◆ WORK INSTRUCTIONS
From the listing below, extract each line containing the string "的光照射阴极".

□ □ □ □

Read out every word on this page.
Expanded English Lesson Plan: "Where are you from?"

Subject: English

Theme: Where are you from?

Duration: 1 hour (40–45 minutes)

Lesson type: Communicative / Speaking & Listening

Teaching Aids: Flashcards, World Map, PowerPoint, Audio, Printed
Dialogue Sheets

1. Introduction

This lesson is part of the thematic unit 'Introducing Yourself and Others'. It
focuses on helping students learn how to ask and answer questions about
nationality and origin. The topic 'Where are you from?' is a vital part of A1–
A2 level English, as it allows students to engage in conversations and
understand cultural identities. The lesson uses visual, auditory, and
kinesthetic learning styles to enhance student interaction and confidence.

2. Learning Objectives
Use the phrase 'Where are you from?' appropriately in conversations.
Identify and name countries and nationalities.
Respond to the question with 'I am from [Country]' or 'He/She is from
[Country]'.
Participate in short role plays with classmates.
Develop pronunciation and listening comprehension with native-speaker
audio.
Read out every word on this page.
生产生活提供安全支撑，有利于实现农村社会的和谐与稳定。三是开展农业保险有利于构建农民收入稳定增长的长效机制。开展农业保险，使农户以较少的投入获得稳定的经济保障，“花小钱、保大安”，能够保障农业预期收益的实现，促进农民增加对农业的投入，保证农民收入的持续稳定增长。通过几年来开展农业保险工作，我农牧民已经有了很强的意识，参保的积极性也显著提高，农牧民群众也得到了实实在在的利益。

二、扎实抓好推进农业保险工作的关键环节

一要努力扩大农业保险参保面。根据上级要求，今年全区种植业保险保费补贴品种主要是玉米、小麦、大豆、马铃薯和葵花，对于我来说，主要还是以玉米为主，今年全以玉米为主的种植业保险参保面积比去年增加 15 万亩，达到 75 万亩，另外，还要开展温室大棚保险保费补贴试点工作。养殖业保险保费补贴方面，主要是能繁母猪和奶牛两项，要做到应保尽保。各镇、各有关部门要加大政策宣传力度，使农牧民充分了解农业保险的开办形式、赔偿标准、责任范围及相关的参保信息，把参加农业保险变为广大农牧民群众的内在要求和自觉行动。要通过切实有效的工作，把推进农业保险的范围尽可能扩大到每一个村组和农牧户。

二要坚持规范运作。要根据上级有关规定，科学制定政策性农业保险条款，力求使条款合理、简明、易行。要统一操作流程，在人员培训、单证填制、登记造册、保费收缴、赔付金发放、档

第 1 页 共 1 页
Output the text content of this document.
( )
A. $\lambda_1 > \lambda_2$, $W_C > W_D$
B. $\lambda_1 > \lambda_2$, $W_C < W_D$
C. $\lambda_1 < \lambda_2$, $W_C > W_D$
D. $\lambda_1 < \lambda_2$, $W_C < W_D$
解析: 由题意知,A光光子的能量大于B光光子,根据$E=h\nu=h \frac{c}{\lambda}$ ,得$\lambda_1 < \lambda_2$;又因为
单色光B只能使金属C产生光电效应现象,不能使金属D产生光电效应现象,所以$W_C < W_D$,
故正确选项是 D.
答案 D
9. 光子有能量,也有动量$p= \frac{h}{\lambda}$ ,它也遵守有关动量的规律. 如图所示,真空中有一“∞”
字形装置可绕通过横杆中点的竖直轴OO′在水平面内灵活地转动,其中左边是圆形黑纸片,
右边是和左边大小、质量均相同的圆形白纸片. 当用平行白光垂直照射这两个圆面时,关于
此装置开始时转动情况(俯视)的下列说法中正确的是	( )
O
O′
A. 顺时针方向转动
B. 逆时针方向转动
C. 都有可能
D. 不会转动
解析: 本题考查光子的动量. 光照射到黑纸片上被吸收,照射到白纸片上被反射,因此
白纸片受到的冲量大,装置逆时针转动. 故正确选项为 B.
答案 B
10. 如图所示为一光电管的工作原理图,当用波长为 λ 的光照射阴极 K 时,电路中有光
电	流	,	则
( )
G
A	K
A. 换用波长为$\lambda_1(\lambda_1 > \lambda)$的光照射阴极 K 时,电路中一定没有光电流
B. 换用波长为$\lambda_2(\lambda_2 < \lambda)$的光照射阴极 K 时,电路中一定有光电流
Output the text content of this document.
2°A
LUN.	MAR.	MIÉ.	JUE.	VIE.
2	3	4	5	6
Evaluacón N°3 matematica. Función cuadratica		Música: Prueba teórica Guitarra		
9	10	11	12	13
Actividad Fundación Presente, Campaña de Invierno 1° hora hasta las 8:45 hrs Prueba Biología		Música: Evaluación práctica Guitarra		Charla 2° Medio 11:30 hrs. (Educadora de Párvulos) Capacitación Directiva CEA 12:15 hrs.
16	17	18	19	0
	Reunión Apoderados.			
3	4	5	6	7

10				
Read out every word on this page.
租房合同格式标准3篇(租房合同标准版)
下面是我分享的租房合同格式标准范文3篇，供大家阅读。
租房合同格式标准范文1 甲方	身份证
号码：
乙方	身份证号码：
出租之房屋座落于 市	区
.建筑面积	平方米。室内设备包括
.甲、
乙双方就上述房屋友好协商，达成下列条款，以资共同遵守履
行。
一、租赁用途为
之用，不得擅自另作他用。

□ □ □ □

◆ COMPLETE ANSWER
10. 如图所示为一光电管的工作原理图,当用波长为 λ 的光照射阴极 K 时,电路中有光
A. 换用波长为$\lambda_1(\lambda_1 > \lambda)$的光照射阴极 K 时,电路中一定没有光电流
B. 换用波长为$\lambda_2(\lambda_2 < \lambda)$的光照射阴极 K 时,电路中一定有光电流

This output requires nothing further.